Given problem
Emit the entire listing verbatim.

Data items
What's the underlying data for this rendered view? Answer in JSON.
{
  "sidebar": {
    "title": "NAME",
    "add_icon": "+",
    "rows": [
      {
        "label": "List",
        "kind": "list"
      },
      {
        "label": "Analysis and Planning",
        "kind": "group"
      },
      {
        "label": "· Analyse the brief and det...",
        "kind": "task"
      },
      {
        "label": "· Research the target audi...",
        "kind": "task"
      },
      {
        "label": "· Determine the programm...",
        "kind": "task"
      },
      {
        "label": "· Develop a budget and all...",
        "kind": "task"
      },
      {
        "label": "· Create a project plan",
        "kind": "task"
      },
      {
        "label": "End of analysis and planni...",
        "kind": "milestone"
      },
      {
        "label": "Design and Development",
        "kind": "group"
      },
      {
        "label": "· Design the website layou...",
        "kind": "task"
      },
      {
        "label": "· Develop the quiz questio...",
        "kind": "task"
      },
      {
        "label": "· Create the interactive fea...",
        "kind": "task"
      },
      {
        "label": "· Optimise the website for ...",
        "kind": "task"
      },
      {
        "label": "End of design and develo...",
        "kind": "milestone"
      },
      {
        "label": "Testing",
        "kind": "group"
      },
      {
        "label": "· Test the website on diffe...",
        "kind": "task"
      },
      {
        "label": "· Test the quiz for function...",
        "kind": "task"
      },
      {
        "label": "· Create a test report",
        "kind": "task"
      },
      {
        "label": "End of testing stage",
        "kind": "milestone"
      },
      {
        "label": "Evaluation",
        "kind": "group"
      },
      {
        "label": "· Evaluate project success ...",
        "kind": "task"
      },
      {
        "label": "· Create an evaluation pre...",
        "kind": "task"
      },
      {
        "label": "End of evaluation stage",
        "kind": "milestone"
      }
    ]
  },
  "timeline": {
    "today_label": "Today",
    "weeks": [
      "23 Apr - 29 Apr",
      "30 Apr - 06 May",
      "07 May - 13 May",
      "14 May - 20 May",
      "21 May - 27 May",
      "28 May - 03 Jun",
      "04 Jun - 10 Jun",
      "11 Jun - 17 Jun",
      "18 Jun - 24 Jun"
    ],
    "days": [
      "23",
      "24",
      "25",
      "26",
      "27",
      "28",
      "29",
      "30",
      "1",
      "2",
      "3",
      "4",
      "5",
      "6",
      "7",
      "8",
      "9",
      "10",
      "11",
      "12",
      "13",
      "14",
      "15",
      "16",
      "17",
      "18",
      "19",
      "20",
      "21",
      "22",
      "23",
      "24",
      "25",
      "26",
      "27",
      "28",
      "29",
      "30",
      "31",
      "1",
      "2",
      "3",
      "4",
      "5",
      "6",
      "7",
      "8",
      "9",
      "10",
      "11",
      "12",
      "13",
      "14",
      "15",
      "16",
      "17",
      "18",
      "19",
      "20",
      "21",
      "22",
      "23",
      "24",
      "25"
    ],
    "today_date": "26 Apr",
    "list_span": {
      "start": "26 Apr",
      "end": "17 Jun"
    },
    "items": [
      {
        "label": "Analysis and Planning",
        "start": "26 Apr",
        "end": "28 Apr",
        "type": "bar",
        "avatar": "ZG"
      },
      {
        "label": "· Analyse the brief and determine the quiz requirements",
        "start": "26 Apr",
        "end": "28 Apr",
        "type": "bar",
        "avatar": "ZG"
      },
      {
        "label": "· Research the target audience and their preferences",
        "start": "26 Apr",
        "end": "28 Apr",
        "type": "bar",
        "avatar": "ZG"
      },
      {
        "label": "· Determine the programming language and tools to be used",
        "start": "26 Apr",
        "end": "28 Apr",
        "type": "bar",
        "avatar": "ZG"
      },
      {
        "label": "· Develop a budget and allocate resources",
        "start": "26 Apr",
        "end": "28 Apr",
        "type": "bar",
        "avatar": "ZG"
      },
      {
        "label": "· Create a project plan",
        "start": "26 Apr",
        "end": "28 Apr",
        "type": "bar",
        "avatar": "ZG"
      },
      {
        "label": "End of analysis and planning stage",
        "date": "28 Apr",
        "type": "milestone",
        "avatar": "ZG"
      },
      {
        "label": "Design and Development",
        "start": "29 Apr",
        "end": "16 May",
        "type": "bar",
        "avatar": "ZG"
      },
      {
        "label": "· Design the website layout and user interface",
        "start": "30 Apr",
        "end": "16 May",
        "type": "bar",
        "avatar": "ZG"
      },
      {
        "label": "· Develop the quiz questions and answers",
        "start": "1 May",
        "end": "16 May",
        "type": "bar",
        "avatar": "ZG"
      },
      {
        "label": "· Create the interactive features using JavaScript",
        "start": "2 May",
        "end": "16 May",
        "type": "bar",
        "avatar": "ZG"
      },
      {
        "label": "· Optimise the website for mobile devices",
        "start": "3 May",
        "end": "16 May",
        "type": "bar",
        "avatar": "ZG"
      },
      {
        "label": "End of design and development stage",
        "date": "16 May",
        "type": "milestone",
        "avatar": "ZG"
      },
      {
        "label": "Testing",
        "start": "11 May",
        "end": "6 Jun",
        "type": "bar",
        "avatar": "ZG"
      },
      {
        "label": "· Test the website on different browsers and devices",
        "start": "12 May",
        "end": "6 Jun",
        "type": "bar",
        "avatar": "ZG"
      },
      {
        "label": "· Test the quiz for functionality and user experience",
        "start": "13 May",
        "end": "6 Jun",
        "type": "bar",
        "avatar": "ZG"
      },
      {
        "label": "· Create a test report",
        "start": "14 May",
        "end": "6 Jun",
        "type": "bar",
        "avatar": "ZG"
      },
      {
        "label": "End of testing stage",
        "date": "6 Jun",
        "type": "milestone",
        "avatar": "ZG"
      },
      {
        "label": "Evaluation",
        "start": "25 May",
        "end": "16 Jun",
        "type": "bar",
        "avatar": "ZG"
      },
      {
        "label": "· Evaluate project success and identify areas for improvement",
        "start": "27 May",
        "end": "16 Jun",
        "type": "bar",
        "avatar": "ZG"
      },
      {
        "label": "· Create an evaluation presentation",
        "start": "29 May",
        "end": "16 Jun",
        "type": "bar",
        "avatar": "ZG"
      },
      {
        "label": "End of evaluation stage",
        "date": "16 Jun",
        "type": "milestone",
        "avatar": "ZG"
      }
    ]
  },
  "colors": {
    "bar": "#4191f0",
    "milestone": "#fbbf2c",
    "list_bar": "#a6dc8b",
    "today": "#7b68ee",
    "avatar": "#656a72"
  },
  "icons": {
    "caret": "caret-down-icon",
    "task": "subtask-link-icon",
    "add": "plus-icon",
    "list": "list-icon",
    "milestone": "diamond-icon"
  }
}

Finished task
What's the underlying data for this rendered view? Answer in JSON.
{
  "sidebar": {
    "title": "NAME",
    "add_icon": "+",
    "rows": [
      {
        "label": "List",
        "kind": "list"
      },
      {
        "label": "Analysis and Planning",
        "kind": "group"
      },
      {
        "label": "· Analyse the brief and det...",
        "kind": "task"
      },
      {
        "label": "· Research the target audi...",
        "kind": "task"
      },
      {
        "label": "· Determine the programm...",
        "kind": "task"
      },
      {
        "label": "· Develop a budget and all...",
        "kind": "task"
      },
      {
        "label": "· Create a project plan",
        "kind": "task"
      },
      {
        "label": "End of analysis and planni...",
        "kind": "milestone"
      },
      {
        "label": "Design and Development",
        "kind": "group"
      },
      {
        "label": "· Design the website layou...",
        "kind": "task"
      },
      {
        "label": "· Develop the quiz questio...",
        "kind": "task"
      },
      {
        "label": "· Create the interactive fea...",
        "kind": "task"
      },
      {
        "label": "· Optimise the website for ...",
        "kind": "task"
      },
      {
        "label": "End of design and develo...",
        "kind": "milestone"
      },
      {
        "label": "Testing",
        "kind": "group"
      },
      {
        "label": "· Test the website on diffe...",
        "kind": "task"
      },
      {
        "label": "· Test the quiz for function...",
        "kind": "task"
      },
      {
        "label": "· Create a test report",
        "kind": "task"
      },
      {
        "label": "End of testing stage",
        "kind": "milestone"
      },
      {
        "label": "Evaluation",
        "kind": "group"
      },
      {
        "label": "· Evaluate project success ...",
        "kind": "task"
      },
      {
        "label": "· Create an evaluation pre...",
        "kind": "task"
      },
      {
        "label": "End of evaluation stage",
        "kind": "milestone"
      }
    ]
  },
  "timeline": {
    "today_label": "Today",
    "weeks": [
      "23 Apr - 29 Apr",
      "30 Apr - 06 May",
      "07 May - 13 May",
      "14 May - 20 May",
      "21 May - 27 May",
      "28 May - 03 Jun",
      "04 Jun - 10 Jun",
      "11 Jun - 17 Jun",
      "18 Jun - 24 Jun"
    ],
    "days": [
      "23",
      "24",
      "25",
      "26",
      "27",
      "28",
      "29",
      "30",
      "1",
      "2",
      "3",
      "4",
      "5",
      "6",
      "7",
      "8",
      "9",
      "10",
      "11",
      "12",
      "13",
      "14",
      "15",
      "16",
      "17",
      "18",
      "19",
      "20",
      "21",
      "22",
      "23",
      "24",
      "25",
      "26",
      "27",
      "28",
      "29",
      "30",
      "31",
      "1",
      "2",
      "3",
      "4",
      "5",
      "6",
      "7",
      "8",
      "9",
      "10",
      "11",
      "12",
      "13",
      "14",
      "15",
      "16",
      "17",
      "18",
      "19",
      "20",
      "21",
      "22",
      "23",
      "24",
      "25"
    ],
    "today_date": "26 Apr",
    "list_span": {
      "start": "26 Apr",
      "end": "17 Jun"
    },
    "items": [
      {
        "label": "Analysis and Planning",
        "start": "26 Apr",
        "end": "28 Apr",
        "type": "bar",
        "avatar": "ZG"
      },
      {
        "label": "· Analyse the brief and determine the quiz requirements",
        "start": "26 Apr",
        "end": "28 Apr",
        "type": "bar",
        "avatar": "ZG"
      },
      {
        "label": "· Research the target audience and their preferences",
        "start": "26 Apr",
        "end": "28 Apr",
        "type": "bar",
        "avatar": "ZG"
      },
      {
        "label": "· Determine the programming language and tools to be used",
        "start": "26 Apr",
        "end": "28 Apr",
        "type": "bar",
        "avatar": "ZG"
      },
      {
        "label": "· Develop a budget and allocate resources",
        "start": "26 Apr",
        "end": "28 Apr",
        "type": "bar",
        "avatar": "ZG"
      },
      {
        "label": "· Create a project plan",
        "start": "26 Apr",
        "end": "28 Apr",
        "type": "bar",
        "avatar": "ZG"
      },
      {
        "label": "End of analysis and planning stage",
        "date": "28 Apr",
        "type": "milestone",
        "avatar": "ZG"
      },
      {
        "label": "Design and Development",
        "start": "29 Apr",
        "end": "16 May",
        "type": "bar",
        "avatar": "ZG"
      },
      {
        "label": "· Design the website layout and user interface",
        "start": "30 Apr",
        "end": "16 May",
        "type": "bar",
        "avatar": "ZG"
      },
      {
        "label": "· Develop the quiz questions and answers",
        "start": "1 May",
        "end": "16 May",
        "type": "bar",
        "avatar": "ZG"
      },
      {
        "label": "· Create the interactive features using JavaScript",
        "start": "2 May",
        "end": "16 May",
        "type": "bar",
        "avatar": "ZG"
      },
      {
        "label": "· Optimise the website for mobile devices",
        "start": "3 May",
        "end": "16 May",
        "type": "bar",
        "avatar": "ZG"
      },
      {
        "label": "End of design and development stage",
        "date": "16 May",
        "type": "milestone",
        "avatar": "ZG"
      },
      {
        "label": "Testing",
        "start": "11 May",
        "end": "6 Jun",
        "type": "bar",
        "avatar": "ZG"
      },
      {
        "label": "· Test the website on different browsers and devices",
        "start": "12 May",
        "end": "6 Jun",
        "type": "bar",
        "avatar": "ZG"
      },
      {
        "label": "· Test the quiz for functionality and user experience",
        "start": "13 May",
        "end": "6 Jun",
        "type": "bar",
        "avatar": "ZG"
      },
      {
        "label": "· Create a test report",
        "start": "14 May",
        "end": "6 Jun",
        "type": "bar",
        "avatar": "ZG"
      },
      {
        "label": "End of testing stage",
        "date": "6 Jun",
        "type": "milestone",
        "avatar": "ZG"
      },
      {
        "label": "Evaluation",
        "start": "25 May",
        "end": "16 Jun",
        "type": "bar",
        "avatar": "ZG"
      },
      {
        "label": "· Evaluate project success and identify areas for improvement",
        "start": "27 May",
        "end": "16 Jun",
        "type": "bar",
        "avatar": "ZG"
      },
      {
        "label": "· Create an evaluation presentation",
        "start": "29 May",
        "end": "16 Jun",
        "type": "bar",
        "avatar": "ZG"
      },
      {
        "label": "End of evaluation stage",
        "date": "16 Jun",
        "type": "milestone",
        "avatar": "ZG"
      }
    ]
  },
  "colors": {
    "bar": "#4191f0",
    "milestone": "#fbbf2c",
    "list_bar": "#a6dc8b",
    "today": "#7b68ee",
    "avatar": "#656a72"
  },
  "icons": {
    "caret": "caret-down-icon",
    "task": "subtask-link-icon",
    "add": "plus-icon",
    "list": "list-icon",
    "milestone": "diamond-icon"
  }
}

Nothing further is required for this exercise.